[EXERCISE OBJECTIVE] Output solely the number of lines containing the string "Shading".

[DATA EXTRACT]
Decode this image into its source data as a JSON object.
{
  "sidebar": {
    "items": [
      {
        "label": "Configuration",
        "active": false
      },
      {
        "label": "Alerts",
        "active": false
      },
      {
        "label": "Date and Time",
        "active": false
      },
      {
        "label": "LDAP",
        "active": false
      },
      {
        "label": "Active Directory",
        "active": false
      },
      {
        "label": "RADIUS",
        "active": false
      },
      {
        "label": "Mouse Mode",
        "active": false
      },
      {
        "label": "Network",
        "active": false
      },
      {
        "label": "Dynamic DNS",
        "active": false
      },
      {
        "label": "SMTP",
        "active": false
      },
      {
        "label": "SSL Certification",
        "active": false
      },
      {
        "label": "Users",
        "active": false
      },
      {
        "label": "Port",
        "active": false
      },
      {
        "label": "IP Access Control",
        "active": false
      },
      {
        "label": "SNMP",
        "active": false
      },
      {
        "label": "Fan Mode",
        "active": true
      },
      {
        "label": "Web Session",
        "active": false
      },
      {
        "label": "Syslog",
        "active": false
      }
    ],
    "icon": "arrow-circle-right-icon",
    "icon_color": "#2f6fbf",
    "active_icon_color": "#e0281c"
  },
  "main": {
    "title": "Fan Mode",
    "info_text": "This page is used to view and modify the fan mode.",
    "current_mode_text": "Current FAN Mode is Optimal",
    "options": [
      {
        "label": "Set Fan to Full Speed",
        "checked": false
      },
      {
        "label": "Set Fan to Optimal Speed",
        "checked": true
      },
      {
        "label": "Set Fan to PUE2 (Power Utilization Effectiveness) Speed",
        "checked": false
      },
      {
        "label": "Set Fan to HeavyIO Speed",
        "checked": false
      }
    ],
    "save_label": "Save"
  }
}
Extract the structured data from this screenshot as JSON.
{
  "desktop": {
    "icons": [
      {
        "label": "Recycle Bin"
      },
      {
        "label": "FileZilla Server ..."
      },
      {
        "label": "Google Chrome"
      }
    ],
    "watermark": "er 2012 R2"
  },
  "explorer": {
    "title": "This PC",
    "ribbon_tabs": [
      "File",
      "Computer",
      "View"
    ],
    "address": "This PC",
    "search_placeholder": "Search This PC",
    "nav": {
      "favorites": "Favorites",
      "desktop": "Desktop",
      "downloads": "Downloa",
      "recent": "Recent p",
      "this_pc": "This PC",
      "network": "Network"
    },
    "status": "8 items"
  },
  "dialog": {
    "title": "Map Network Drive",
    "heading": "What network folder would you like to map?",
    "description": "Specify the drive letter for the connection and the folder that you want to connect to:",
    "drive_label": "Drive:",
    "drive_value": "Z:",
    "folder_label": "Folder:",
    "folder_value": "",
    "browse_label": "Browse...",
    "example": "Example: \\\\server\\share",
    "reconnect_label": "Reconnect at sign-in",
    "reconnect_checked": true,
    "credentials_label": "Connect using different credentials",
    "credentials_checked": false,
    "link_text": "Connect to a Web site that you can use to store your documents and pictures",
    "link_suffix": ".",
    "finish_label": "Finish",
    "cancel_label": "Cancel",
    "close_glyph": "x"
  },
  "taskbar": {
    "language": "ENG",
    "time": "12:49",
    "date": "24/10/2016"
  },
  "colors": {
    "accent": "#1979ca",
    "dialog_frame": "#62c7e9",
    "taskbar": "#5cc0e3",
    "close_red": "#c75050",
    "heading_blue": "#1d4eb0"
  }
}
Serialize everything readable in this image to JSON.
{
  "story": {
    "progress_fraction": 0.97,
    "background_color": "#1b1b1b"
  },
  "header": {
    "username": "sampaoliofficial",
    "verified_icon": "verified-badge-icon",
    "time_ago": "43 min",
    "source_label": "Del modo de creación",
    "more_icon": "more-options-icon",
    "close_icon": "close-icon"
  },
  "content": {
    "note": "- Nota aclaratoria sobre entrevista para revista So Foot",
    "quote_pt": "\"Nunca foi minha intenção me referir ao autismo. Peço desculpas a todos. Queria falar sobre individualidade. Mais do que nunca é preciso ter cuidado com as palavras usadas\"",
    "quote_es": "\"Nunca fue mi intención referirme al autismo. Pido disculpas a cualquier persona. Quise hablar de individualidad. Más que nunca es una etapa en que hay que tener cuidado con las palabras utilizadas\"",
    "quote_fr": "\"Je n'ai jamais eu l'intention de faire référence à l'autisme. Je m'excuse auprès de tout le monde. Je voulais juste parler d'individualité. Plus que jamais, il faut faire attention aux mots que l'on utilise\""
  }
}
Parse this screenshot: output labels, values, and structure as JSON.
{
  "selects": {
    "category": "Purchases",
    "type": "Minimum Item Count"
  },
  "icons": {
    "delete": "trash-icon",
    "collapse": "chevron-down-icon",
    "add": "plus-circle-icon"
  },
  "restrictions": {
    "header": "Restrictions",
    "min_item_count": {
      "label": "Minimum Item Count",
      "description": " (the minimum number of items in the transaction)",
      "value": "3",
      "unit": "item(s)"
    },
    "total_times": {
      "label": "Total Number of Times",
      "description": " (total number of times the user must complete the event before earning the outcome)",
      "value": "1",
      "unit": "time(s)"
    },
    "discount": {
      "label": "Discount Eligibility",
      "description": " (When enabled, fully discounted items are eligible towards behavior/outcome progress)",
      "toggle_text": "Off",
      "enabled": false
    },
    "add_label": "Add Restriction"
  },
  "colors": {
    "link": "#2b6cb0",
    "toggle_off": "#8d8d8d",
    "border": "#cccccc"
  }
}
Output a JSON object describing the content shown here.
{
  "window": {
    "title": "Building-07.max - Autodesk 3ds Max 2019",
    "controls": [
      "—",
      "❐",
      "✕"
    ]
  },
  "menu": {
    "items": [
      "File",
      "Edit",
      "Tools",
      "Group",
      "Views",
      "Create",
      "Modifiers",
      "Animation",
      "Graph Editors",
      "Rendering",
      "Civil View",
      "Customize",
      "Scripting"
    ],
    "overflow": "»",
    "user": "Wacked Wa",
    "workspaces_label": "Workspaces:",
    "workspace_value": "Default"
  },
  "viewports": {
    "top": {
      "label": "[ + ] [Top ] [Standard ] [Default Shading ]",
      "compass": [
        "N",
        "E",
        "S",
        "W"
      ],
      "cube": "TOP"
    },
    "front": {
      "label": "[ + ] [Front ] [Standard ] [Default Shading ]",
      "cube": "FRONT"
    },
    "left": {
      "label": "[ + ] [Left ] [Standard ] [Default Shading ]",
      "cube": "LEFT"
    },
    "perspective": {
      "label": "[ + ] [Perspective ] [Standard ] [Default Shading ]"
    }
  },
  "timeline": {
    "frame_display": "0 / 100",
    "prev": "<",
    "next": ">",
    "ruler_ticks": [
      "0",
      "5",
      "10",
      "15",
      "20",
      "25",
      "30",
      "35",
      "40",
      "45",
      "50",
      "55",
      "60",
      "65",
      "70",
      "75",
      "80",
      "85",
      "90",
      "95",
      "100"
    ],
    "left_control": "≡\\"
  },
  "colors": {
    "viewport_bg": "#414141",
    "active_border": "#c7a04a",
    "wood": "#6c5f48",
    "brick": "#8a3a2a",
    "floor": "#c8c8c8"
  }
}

[COMPLETE RESPONSE] 4